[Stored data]
*-*-*

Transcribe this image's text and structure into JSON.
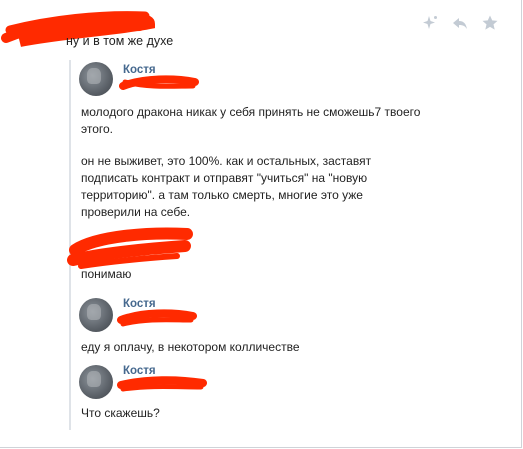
{
  "actions": {
    "icons": [
      "sparkle-icon",
      "reply-icon",
      "star-icon"
    ]
  },
  "top_message": {
    "text": "ну и в том же духе"
  },
  "forwarded": [
    {
      "author": "Костя",
      "paragraphs": [
        "молодого дракона никак у себя принять не сможешь7 твоего этого.",
        "он не выживет, это 100%. как и остальных, заставят подписать контракт и отправят \"учиться\" на \"новую территорию\". а там только смерть, многие это уже проверили на себе."
      ]
    },
    {
      "author": "",
      "text": "понимаю"
    },
    {
      "author": "Костя",
      "text": "еду я оплачу, в некотором колличестве"
    },
    {
      "author": "Костя",
      "text": "Что скажешь?"
    }
  ],
  "colors": {
    "author": "#45688e",
    "redaction": "#ff2a00",
    "quote_bar": "#dfe3e8"
  }
}
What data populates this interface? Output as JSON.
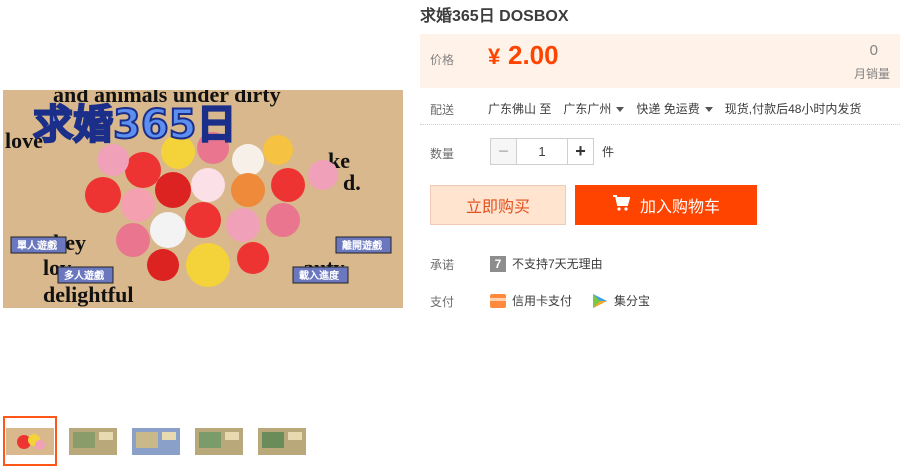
{
  "product": {
    "title": "求婚365日 DOSBOX",
    "price_label": "价格",
    "currency": "¥",
    "price": "2.00",
    "sales_count": "0",
    "sales_label": "月销量"
  },
  "shipping": {
    "label": "配送",
    "from": "广东佛山",
    "to_word": "至",
    "to": "广东广州",
    "method": "快递 免运费",
    "note": "现货,付款后48小时内发货"
  },
  "quantity": {
    "label": "数量",
    "minus": "−",
    "value": "1",
    "plus": "+",
    "unit": "件"
  },
  "actions": {
    "buy_now": "立即购买",
    "add_to_cart": "加入购物车"
  },
  "promise": {
    "label": "承诺",
    "badge": "7",
    "text": "不支持7天无理由"
  },
  "payment": {
    "label": "支付",
    "methods": [
      "信用卡支付",
      "集分宝"
    ]
  },
  "image": {
    "logo_text": "求婚365日",
    "menu": [
      "單人遊戲",
      "離開遊戲",
      "多人遊戲",
      "載入進度"
    ]
  },
  "colors": {
    "accent": "#ff4400",
    "price_bg": "#fff2e8",
    "thumb_active": "#ff5719"
  }
}
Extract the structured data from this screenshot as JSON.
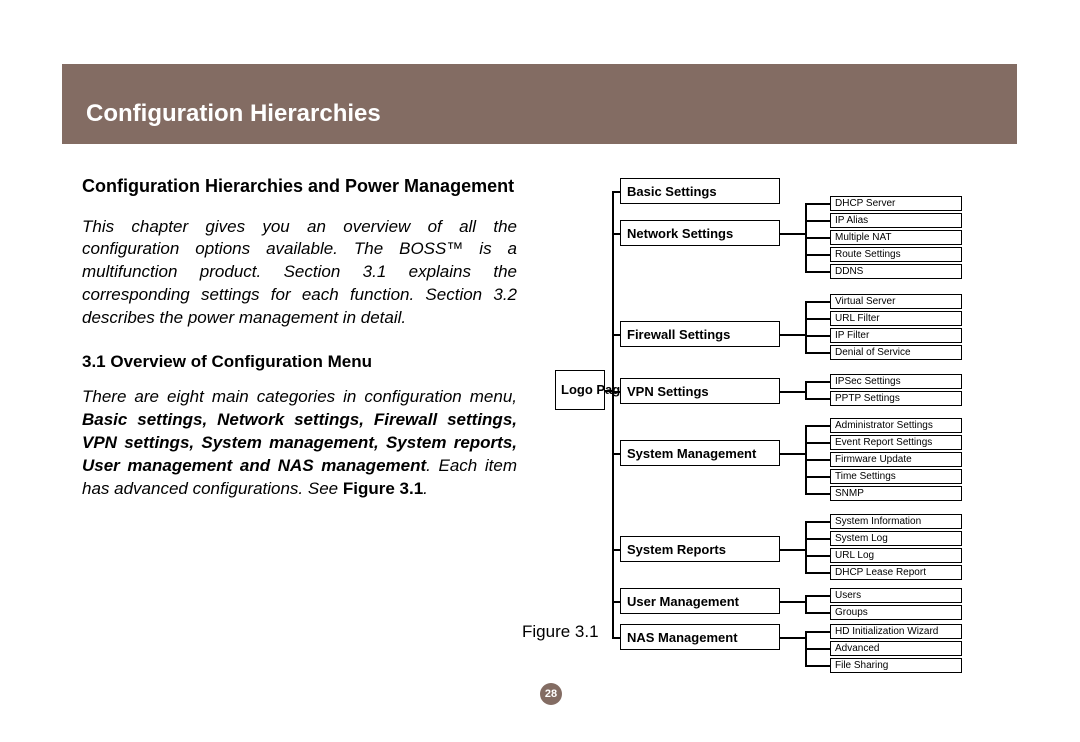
{
  "header": {
    "title": "Configuration Hierarchies"
  },
  "left": {
    "subhead": "Configuration Hierarchies and Power Management",
    "intro": "This chapter gives you an overview of all the configuration options available. The BOSS™ is a multifunction product. Section 3.1 explains the corresponding settings for each function. Section 3.2 describes the power management in detail.",
    "section_number": "3.1",
    "section_title": "Overview of Configuration Menu",
    "body_lead": "There are eight main categories in configuration menu, ",
    "body_bold": "Basic settings, Network settings, Firewall settings, VPN settings, System management, System reports, User management and NAS management",
    "body_tail": ". Each item has advanced configura­tions. See ",
    "body_figref": "Figure 3.1",
    "body_end": "."
  },
  "figure_label": "Figure 3.1",
  "page_number": "28",
  "diagram": {
    "root": "Logo Page",
    "main": [
      "Basic Settings",
      "Network Settings",
      "Firewall Settings",
      "VPN Settings",
      "System Management",
      "System Reports",
      "User Management",
      "NAS Management"
    ],
    "subs": {
      "network": [
        "DHCP Server",
        "IP Alias",
        "Multiple NAT",
        "Route Settings",
        "DDNS"
      ],
      "firewall": [
        "Virtual Server",
        "URL Filter",
        "IP Filter",
        "Denial of Service"
      ],
      "vpn": [
        "IPSec Settings",
        "PPTP Settings"
      ],
      "sysmgmt": [
        "Administrator Settings",
        "Event Report Settings",
        "Firmware Update",
        "Time Settings",
        "SNMP"
      ],
      "sysrep": [
        "System Information",
        "System Log",
        "URL Log",
        "DHCP Lease Report"
      ],
      "usermgmt": [
        "Users",
        "Groups"
      ],
      "nas": [
        "HD Initialization Wizard",
        "Advanced",
        "File Sharing"
      ]
    }
  }
}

*-*-*

-- Exercise requirements --
In the records above, locate the lines holding the word "Basic". Copy each of them.

-- Finished task --
    "body_bold": "Basic settings, Network settings, Firewall settings, VPN settings, System management, System reports, User management and NAS management",
      "Basic Settings",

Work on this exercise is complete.